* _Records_
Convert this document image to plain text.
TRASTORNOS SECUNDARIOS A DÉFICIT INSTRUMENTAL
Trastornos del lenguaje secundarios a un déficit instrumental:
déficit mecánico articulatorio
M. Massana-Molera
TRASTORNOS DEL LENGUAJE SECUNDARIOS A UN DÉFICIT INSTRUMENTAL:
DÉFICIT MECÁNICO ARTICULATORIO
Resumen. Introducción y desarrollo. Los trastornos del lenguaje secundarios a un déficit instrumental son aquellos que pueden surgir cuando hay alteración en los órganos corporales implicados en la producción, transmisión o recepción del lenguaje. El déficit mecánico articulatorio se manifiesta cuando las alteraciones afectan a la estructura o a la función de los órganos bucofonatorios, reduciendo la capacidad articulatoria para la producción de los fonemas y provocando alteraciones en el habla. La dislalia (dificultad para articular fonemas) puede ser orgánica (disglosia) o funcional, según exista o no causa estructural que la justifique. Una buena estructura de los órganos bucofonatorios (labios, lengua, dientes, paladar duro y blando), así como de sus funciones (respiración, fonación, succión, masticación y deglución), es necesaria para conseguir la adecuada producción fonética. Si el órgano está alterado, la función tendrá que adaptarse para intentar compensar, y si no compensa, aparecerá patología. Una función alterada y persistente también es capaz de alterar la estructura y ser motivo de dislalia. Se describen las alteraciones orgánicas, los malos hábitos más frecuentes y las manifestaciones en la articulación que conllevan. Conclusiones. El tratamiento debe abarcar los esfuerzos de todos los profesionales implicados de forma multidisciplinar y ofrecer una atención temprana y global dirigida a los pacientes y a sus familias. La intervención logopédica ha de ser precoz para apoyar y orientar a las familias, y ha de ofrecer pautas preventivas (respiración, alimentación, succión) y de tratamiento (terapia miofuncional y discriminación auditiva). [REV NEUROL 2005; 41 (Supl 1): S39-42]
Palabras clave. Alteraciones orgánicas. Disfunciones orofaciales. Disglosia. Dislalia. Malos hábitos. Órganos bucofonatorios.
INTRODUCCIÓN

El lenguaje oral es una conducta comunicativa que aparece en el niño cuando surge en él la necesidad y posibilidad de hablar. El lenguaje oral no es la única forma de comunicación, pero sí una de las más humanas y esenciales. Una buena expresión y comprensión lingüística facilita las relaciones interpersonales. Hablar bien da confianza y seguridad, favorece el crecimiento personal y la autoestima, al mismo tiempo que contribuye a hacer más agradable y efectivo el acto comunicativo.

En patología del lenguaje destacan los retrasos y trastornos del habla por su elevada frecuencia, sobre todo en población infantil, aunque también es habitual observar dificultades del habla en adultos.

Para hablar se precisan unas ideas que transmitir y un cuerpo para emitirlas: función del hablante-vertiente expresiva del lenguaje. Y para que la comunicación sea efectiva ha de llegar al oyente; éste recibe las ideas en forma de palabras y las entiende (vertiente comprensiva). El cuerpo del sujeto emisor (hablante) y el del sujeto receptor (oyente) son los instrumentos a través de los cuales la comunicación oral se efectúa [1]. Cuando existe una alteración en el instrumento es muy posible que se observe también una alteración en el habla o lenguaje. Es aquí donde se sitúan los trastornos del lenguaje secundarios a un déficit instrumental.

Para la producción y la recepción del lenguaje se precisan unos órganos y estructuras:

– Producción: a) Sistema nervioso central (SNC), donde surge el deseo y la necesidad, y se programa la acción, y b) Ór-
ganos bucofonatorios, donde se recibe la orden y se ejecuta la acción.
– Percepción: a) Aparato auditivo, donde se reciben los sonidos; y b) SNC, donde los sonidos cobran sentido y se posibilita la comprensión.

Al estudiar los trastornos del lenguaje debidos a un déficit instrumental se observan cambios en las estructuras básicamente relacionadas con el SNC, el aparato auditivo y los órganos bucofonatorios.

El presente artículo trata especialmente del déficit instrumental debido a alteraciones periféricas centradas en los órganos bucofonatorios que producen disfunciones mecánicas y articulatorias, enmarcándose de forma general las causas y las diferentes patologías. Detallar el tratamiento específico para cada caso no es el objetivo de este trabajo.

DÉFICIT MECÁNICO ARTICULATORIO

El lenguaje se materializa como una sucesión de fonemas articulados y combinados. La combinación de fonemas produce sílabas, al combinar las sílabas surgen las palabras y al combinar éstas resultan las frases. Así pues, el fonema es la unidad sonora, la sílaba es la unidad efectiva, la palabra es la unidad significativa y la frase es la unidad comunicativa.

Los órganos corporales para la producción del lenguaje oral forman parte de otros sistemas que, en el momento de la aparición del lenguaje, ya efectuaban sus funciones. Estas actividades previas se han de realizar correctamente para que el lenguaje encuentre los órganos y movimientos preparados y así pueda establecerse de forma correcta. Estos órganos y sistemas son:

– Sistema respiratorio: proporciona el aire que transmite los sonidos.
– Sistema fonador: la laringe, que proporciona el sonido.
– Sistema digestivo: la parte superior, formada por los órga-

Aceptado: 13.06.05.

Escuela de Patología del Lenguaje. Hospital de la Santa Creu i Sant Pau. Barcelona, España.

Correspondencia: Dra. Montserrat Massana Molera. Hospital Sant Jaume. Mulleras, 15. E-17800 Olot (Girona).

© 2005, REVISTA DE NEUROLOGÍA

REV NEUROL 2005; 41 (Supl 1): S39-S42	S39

* _WORK TO BE COMPLETED_
Copy every single line of the material above that holds "Molera".

* _RESPONSE TO THIS EXERCISE_
M. Massana-Molera
Correspondencia: Dra. Montserrat Massana Molera. Hospital Sant Jaume. Mulleras, 15. E-17800 Olot (Girona).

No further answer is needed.